### [Listed entries]
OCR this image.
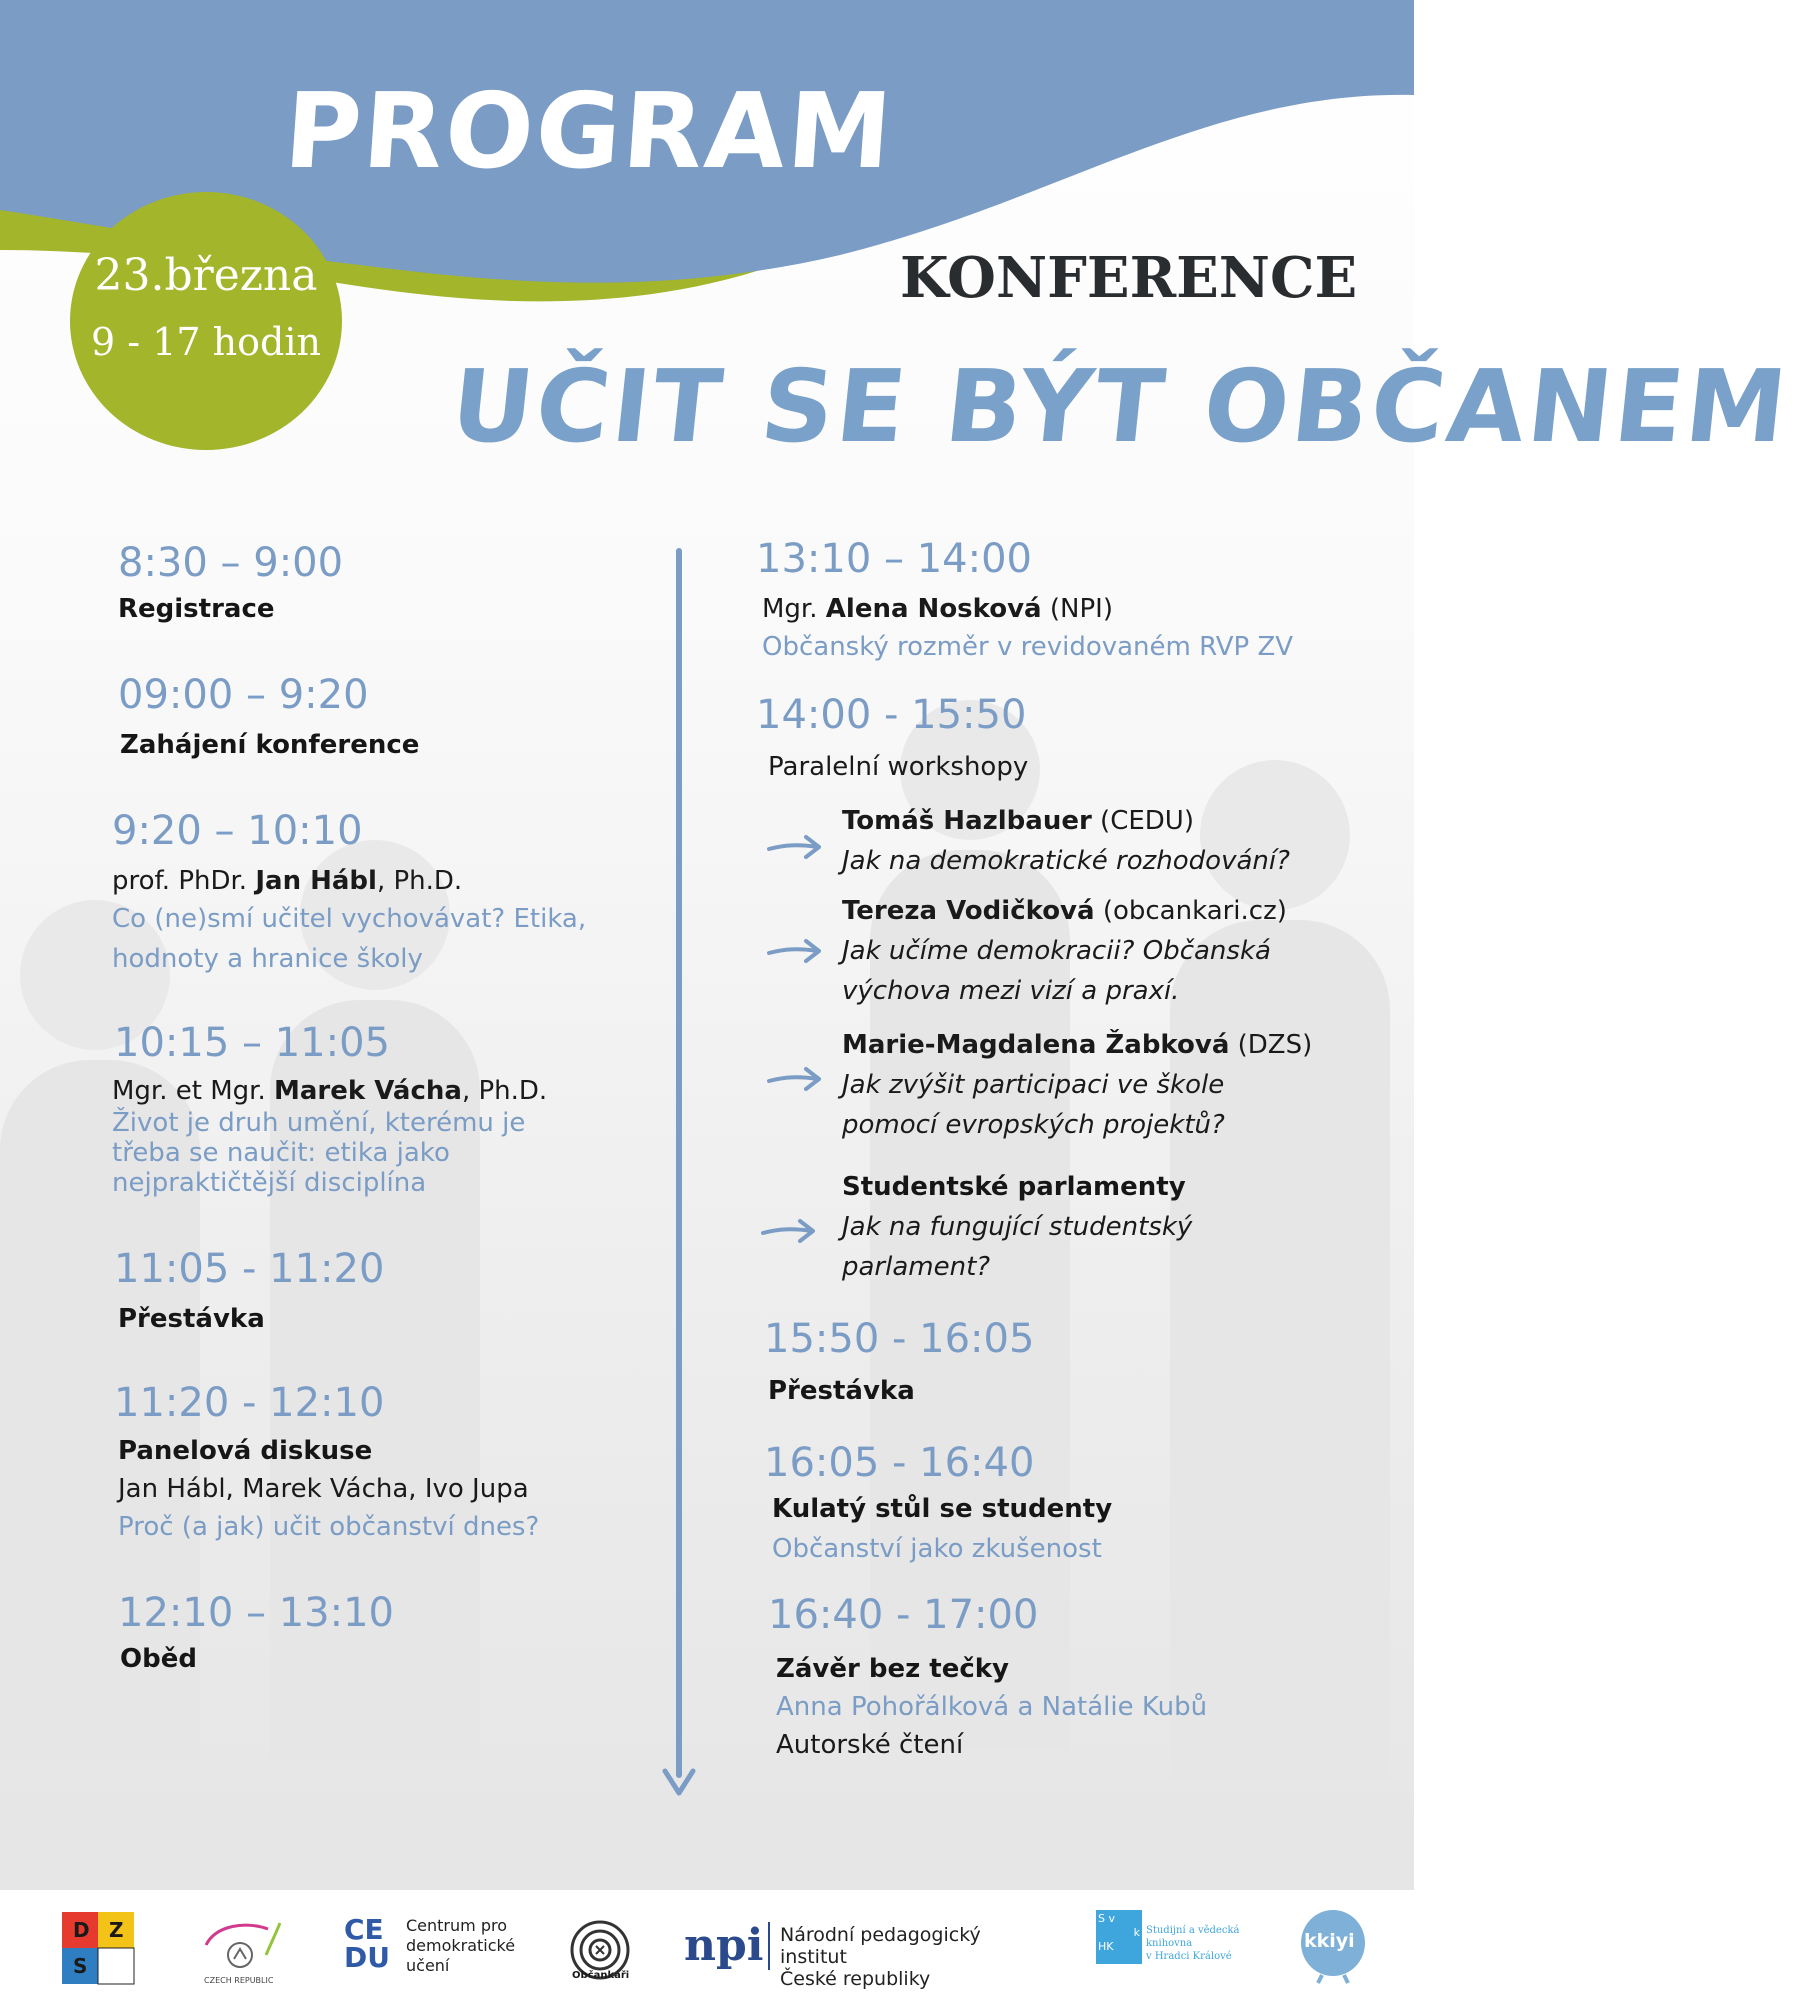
PROGRAM
23.března
9 - 17 hodin
KONFERENCE
UČIT SE BÝT OBČANEM
8:30 – 9:00
Registrace
09:00 – 9:20
Zahájení konference
9:20 – 10:10
prof. PhDr. Jan Hábl, Ph.D.
Co (ne)smí učitel vychovávat? Etika,
hodnoty a hranice školy
10:15 – 11:05
Mgr. et Mgr. Marek Vácha, Ph.D.
Život je druh umění, kterému je
třeba se naučit: etika jako
nejpraktičtější disciplína
11:05 - 11:20
Přestávka
11:20 - 12:10
Panelová diskuse
Jan Hábl, Marek Vácha, Ivo Jupa
Proč (a jak) učit občanství dnes?
12:10 – 13:10
Oběd
13:10 – 14:00
Mgr. Alena Nosková (NPI)
Občanský rozměr v revidovaném RVP ZV
14:00 - 15:50
Paralelní workshopy
Tomáš Hazlbauer (CEDU)
Jak na demokratické rozhodování?
Tereza Vodičková (obcankari.cz)
Jak učíme demokracii? Občanská
výchova mezi vizí a praxí.
Marie-Magdalena Žabková (DZS)
Jak zvýšit participaci ve škole
pomocí evropských projektů?
Studentské parlamenty
Jak na fungující studentský
parlament?
15:50 - 16:05
Přestávka
16:05 - 16:40
Kulatý stůl se studenty
Občanství jako zkušenost
16:40 - 17:00
Závěr bez tečky
Anna Pohořálková a Natálie Kubů
Autorské čtení
D Z
S
CZECH REPUBLIC
CE
DU
Centrum pro
demokratické
učení
Občankáři
npi Národní pedagogický institut
České republiky
S v
k
HK
Studijní a vědecká
knihovna
v Hradci Králové
kkiyi
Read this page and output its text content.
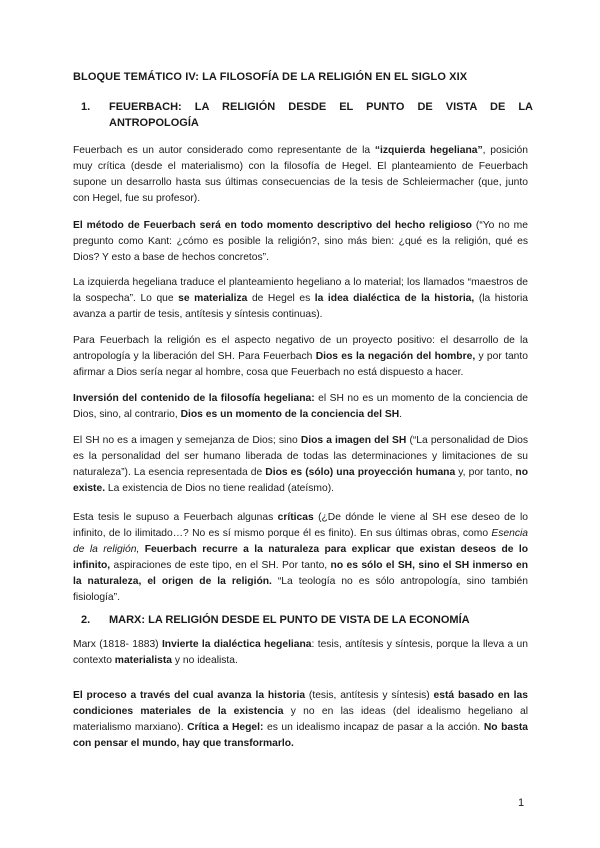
BLOQUE TEMÁTICO IV: LA FILOSOFÍA DE LA RELIGIÓN EN EL SIGLO XIX
1. FEUERBACH: LA RELIGIÓN DESDE EL PUNTO DE VISTA DE LA ANTROPOLOGÍA

Feuerbach es un autor considerado como representante de la “izquierda hegeliana”, posición muy crítica (desde el materialismo) con la filosofía de Hegel. El planteamiento de Feuerbach supone un desarrollo hasta sus últimas consecuencias de la tesis de Schleiermacher (que, junto con Hegel, fue su profesor).

El método de Feuerbach será en todo momento descriptivo del hecho religioso (“Yo no me pregunto como Kant: ¿cómo es posible la religión?, sino más bien: ¿qué es la religión, qué es Dios? Y esto a base de hechos concretos”.

La izquierda hegeliana traduce el planteamiento hegeliano a lo material; los llamados “maestros de la sospecha”. Lo que se materializa de Hegel es la idea dialéctica de la historia, (la historia avanza a partir de tesis, antítesis y síntesis continuas).

Para Feuerbach la religión es el aspecto negativo de un proyecto positivo: el desarrollo de la antropología y la liberación del SH. Para Feuerbach Dios es la negación del hombre, y por tanto afirmar a Dios sería negar al hombre, cosa que Feuerbach no está dispuesto a hacer.

Inversión del contenido de la filosofía hegeliana: el SH no es un momento de la conciencia de Dios, sino, al contrario, Dios es un momento de la conciencia del SH.

El SH no es a imagen y semejanza de Dios; sino Dios a imagen del SH (“La personalidad de Dios es la personalidad del ser humano liberada de todas las determinaciones y limitaciones de su naturaleza”). La esencia representada de Dios es (sólo) una proyección humana y, por tanto, no existe. La existencia de Dios no tiene realidad (ateísmo).

Esta tesis le supuso a Feuerbach algunas críticas (¿De dónde le viene al SH ese deseo de lo infinito, de lo ilimitado…? No es sí mismo porque él es finito). En sus últimas obras, como Esencia de la religión, Feuerbach recurre a la naturaleza para explicar que existan deseos de lo infinito, aspiraciones de este tipo, en el SH. Por tanto, no es sólo el SH, sino el SH inmerso en la naturaleza, el origen de la religión. “La teología no es sólo antropología, sino también fisiología”.

2. MARX: LA RELIGIÓN DESDE EL PUNTO DE VISTA DE LA ECONOMÍA

Marx (1818- 1883) Invierte la dialéctica hegeliana: tesis, antítesis y síntesis, porque la lleva a un contexto materialista y no idealista.

El proceso a través del cual avanza la historia (tesis, antítesis y síntesis) está basado en las condiciones materiales de la existencia y no en las ideas (del idealismo hegeliano al materialismo marxiano). Crítica a Hegel: es un idealismo incapaz de pasar a la acción. No basta con pensar el mundo, hay que transformarlo.

1
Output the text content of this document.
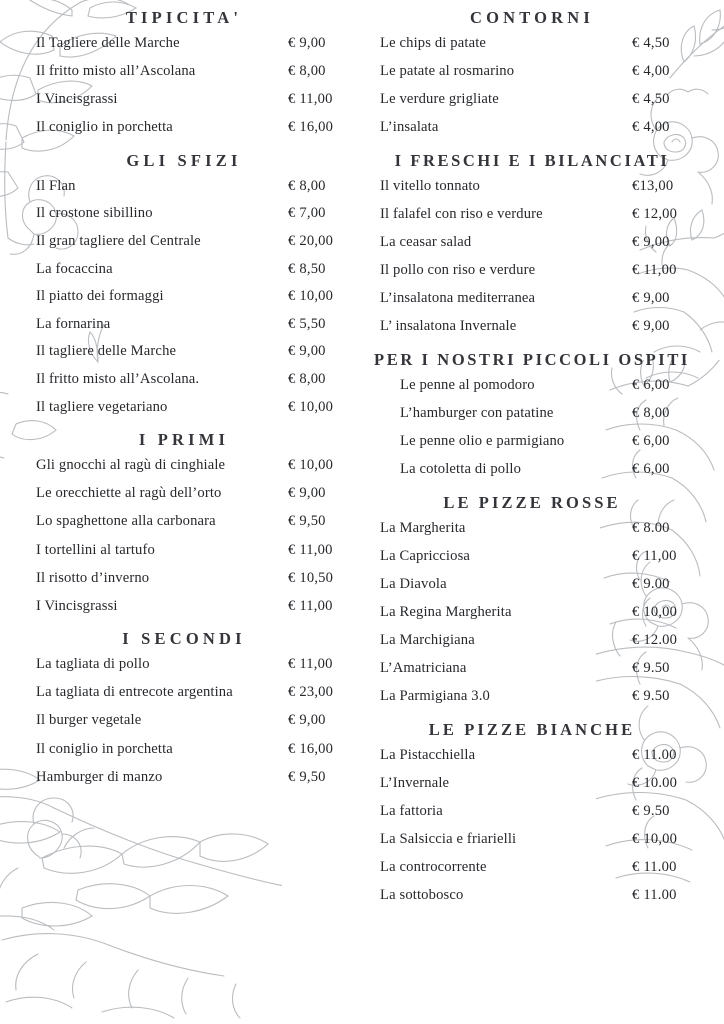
TIPICITA'
Il Tagliere delle Marche	€ 9,00
Il fritto misto all’Ascolana	€ 8,00
I Vincisgrassi	€ 11,00
Il coniglio in porchetta	€ 16,00
GLI SFIZI
Il Flan	€ 8,00
Il crostone sibillino	€ 7,00
Il gran tagliere del Centrale	€ 20,00
La focaccina	€ 8,50
Il piatto dei formaggi	€ 10,00
La fornarina	€ 5,50
Il tagliere delle Marche	€ 9,00
Il fritto misto all’Ascolana.	€ 8,00
Il tagliere vegetariano	€ 10,00
I PRIMI
Gli gnocchi al ragù di cinghiale	€ 10,00
Le orecchiette al ragù dell’orto	€ 9,00
Lo spaghettone alla carbonara	€ 9,50
I tortellini al tartufo	€ 11,00
Il risotto d’inverno	€ 10,50
I Vincisgrassi	€ 11,00
I SECONDI
La tagliata di pollo	€ 11,00
La tagliata di entrecote argentina	€ 23,00
Il burger vegetale	€ 9,00
Il coniglio in porchetta	€ 16,00
Hamburger di manzo	€ 9,50
CONTORNI
Le chips di patate	€ 4,50
Le patate al rosmarino	€ 4,00
Le verdure grigliate	€ 4,50
L’insalata	€ 4,00
I FRESCHI E I BILANCIATI
Il vitello tonnato	€13,00
Il falafel con riso e verdure	€ 12,00
La ceasar salad	€ 9,00
Il pollo con riso e verdure	€ 11,00
L’insalatona mediterranea	€ 9,00
L’ insalatona Invernale	€ 9,00
PER I NOSTRI PICCOLI OSPITI
Le penne al pomodoro	€ 6,00
L’hamburger con patatine	€ 8,00
Le penne olio e parmigiano	€ 6,00
La cotoletta di pollo	€ 6,00
LE PIZZE ROSSE
La Margherita	€ 8.00
La Capricciosa	€ 11,00
La Diavola	€ 9.00
La Regina Margherita	€ 10,00
La Marchigiana	€ 12.00
L’Amatriciana	€ 9.50
La Parmigiana 3.0	€ 9.50
LE PIZZE BIANCHE
La Pistacchiella	€ 11.00
L’Invernale	€ 10.00
La fattoria	€ 9.50
La Salsiccia e friarielli	€ 10,00
La controcorrente	€ 11.00
La sottobosco	€ 11.00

### [Exercise goal]
The pictures in the entries should be left out; output everything else exactly.

### [Solution below]
OCR this image.
PROGRAM
23.března
9 - 17 hodin
KONFERENCE
UČIT SE BÝT OBČANEM
8:30 – 9:00
Registrace
09:00 – 9:20
Zahájení konference
9:20 – 10:10
prof. PhDr. Jan Hábl, Ph.D.
Co (ne)smí učitel vychovávat? Etika,
hodnoty a hranice školy
10:15 – 11:05
Mgr. et Mgr. Marek Vácha, Ph.D.
Život je druh umění, kterému je
třeba se naučit: etika jako
nejpraktičtější disciplína
11:05 - 11:20
Přestávka
11:20 - 12:10
Panelová diskuse
Jan Hábl, Marek Vácha, Ivo Jupa
Proč (a jak) učit občanství dnes?
12:10 – 13:10
Oběd
13:10 – 14:00
Mgr. Alena Nosková (NPI)
Občanský rozměr v revidovaném RVP ZV
14:00 - 15:50
Paralelní workshopy
Tomáš Hazlbauer (CEDU)
Jak na demokratické rozhodování?
Tereza Vodičková (obcankari.cz)
Jak učíme demokracii? Občanská
výchova mezi vizí a praxí.
Marie-Magdalena Žabková (DZS)
Jak zvýšit participaci ve škole
pomocí evropských projektů?
Studentské parlamenty
Jak na fungující studentský
parlament?
15:50 - 16:05
Přestávka
16:05 - 16:40
Kulatý stůl se studenty
Občanství jako zkušenost
16:40 - 17:00
Závěr bez tečky
Anna Pohořálková a Natálie Kubů
Autorské čtení
D Z
S
CZECH REPUBLIC
CE
DU
Centrum pro
demokratické
učení
Občankáři
npi Národní pedagogický institut
České republiky
S v
k
HK
Studijní a vědecká
knihovna
v Hradci Králové
kkiyi
Read this page and output its text content.
BLOQUE TEMÁTICO IV: LA FILOSOFÍA DE LA RELIGIÓN EN EL SIGLO XIX
1. FEUERBACH: LA RELIGIÓN DESDE EL PUNTO DE VISTA DE LA ANTROPOLOGÍA

Feuerbach es un autor considerado como representante de la “izquierda hegeliana”, posición muy crítica (desde el materialismo) con la filosofía de Hegel. El planteamiento de Feuerbach supone un desarrollo hasta sus últimas consecuencias de la tesis de Schleiermacher (que, junto con Hegel, fue su profesor).

El método de Feuerbach será en todo momento descriptivo del hecho religioso (“Yo no me pregunto como Kant: ¿cómo es posible la religión?, sino más bien: ¿qué es la religión, qué es Dios? Y esto a base de hechos concretos”.

La izquierda hegeliana traduce el planteamiento hegeliano a lo material; los llamados “maestros de la sospecha”. Lo que se materializa de Hegel es la idea dialéctica de la historia, (la historia avanza a partir de tesis, antítesis y síntesis continuas).

Para Feuerbach la religión es el aspecto negativo de un proyecto positivo: el desarrollo de la antropología y la liberación del SH. Para Feuerbach Dios es la negación del hombre, y por tanto afirmar a Dios sería negar al hombre, cosa que Feuerbach no está dispuesto a hacer.

Inversión del contenido de la filosofía hegeliana: el SH no es un momento de la conciencia de Dios, sino, al contrario, Dios es un momento de la conciencia del SH.

El SH no es a imagen y semejanza de Dios; sino Dios a imagen del SH (“La personalidad de Dios es la personalidad del ser humano liberada de todas las determinaciones y limitaciones de su naturaleza”). La esencia representada de Dios es (sólo) una proyección humana y, por tanto, no existe. La existencia de Dios no tiene realidad (ateísmo).

Esta tesis le supuso a Feuerbach algunas críticas (¿De dónde le viene al SH ese deseo de lo infinito, de lo ilimitado…? No es sí mismo porque él es finito). En sus últimas obras, como Esencia de la religión, Feuerbach recurre a la naturaleza para explicar que existan deseos de lo infinito, aspiraciones de este tipo, en el SH. Por tanto, no es sólo el SH, sino el SH inmerso en la naturaleza, el origen de la religión. “La teología no es sólo antropología, sino también fisiología”.

2. MARX: LA RELIGIÓN DESDE EL PUNTO DE VISTA DE LA ECONOMÍA

Marx (1818- 1883) Invierte la dialéctica hegeliana: tesis, antítesis y síntesis, porque la lleva a un contexto materialista y no idealista.

El proceso a través del cual avanza la historia (tesis, antítesis y síntesis) está basado en las condiciones materiales de la existencia y no en las ideas (del idealismo hegeliano al materialismo marxiano). Crítica a Hegel: es un idealismo incapaz de pasar a la acción. No basta con pensar el mundo, hay que transformarlo.

1
Output the text content of this document.
TIPICITA'
Il Tagliere delle Marche	€ 9,00
Il fritto misto all’Ascolana	€ 8,00
I Vincisgrassi	€ 11,00
Il coniglio in porchetta	€ 16,00
GLI SFIZI
Il Flan	€ 8,00
Il crostone sibillino	€ 7,00
Il gran tagliere del Centrale	€ 20,00
La focaccina	€ 8,50
Il piatto dei formaggi	€ 10,00
La fornarina	€ 5,50
Il tagliere delle Marche	€ 9,00
Il fritto misto all’Ascolana.	€ 8,00
Il tagliere vegetariano	€ 10,00
I PRIMI
Gli gnocchi al ragù di cinghiale	€ 10,00
Le orecchiette al ragù dell’orto	€ 9,00
Lo spaghettone alla carbonara	€ 9,50
I tortellini al tartufo	€ 11,00
Il risotto d’inverno	€ 10,50
I Vincisgrassi	€ 11,00
I SECONDI
La tagliata di pollo	€ 11,00
La tagliata di entrecote argentina	€ 23,00
Il burger vegetale	€ 9,00
Il coniglio in porchetta	€ 16,00
Hamburger di manzo	€ 9,50
CONTORNI
Le chips di patate	€ 4,50
Le patate al rosmarino	€ 4,00
Le verdure grigliate	€ 4,50
L’insalata	€ 4,00
I FRESCHI E I BILANCIATI
Il vitello tonnato	€13,00
Il falafel con riso e verdure	€ 12,00
La ceasar salad	€ 9,00
Il pollo con riso e verdure	€ 11,00
L’insalatona mediterranea	€ 9,00
L’ insalatona Invernale	€ 9,00
PER I NOSTRI PICCOLI OSPITI
Le penne al pomodoro	€ 6,00
L’hamburger con patatine	€ 8,00
Le penne olio e parmigiano	€ 6,00
La cotoletta di pollo	€ 6,00
LE PIZZE ROSSE
La Margherita	€ 8.00
La Capricciosa	€ 11,00
La Diavola	€ 9.00
La Regina Margherita	€ 10,00
La Marchigiana	€ 12.00
L’Amatriciana	€ 9.50
La Parmigiana 3.0	€ 9.50
LE PIZZE BIANCHE
La Pistacchiella	€ 11.00
L’Invernale	€ 10.00
La fattoria	€ 9.50
La Salsiccia e friarielli	€ 10,00
La controcorrente	€ 11.00
La sottobosco	€ 11.00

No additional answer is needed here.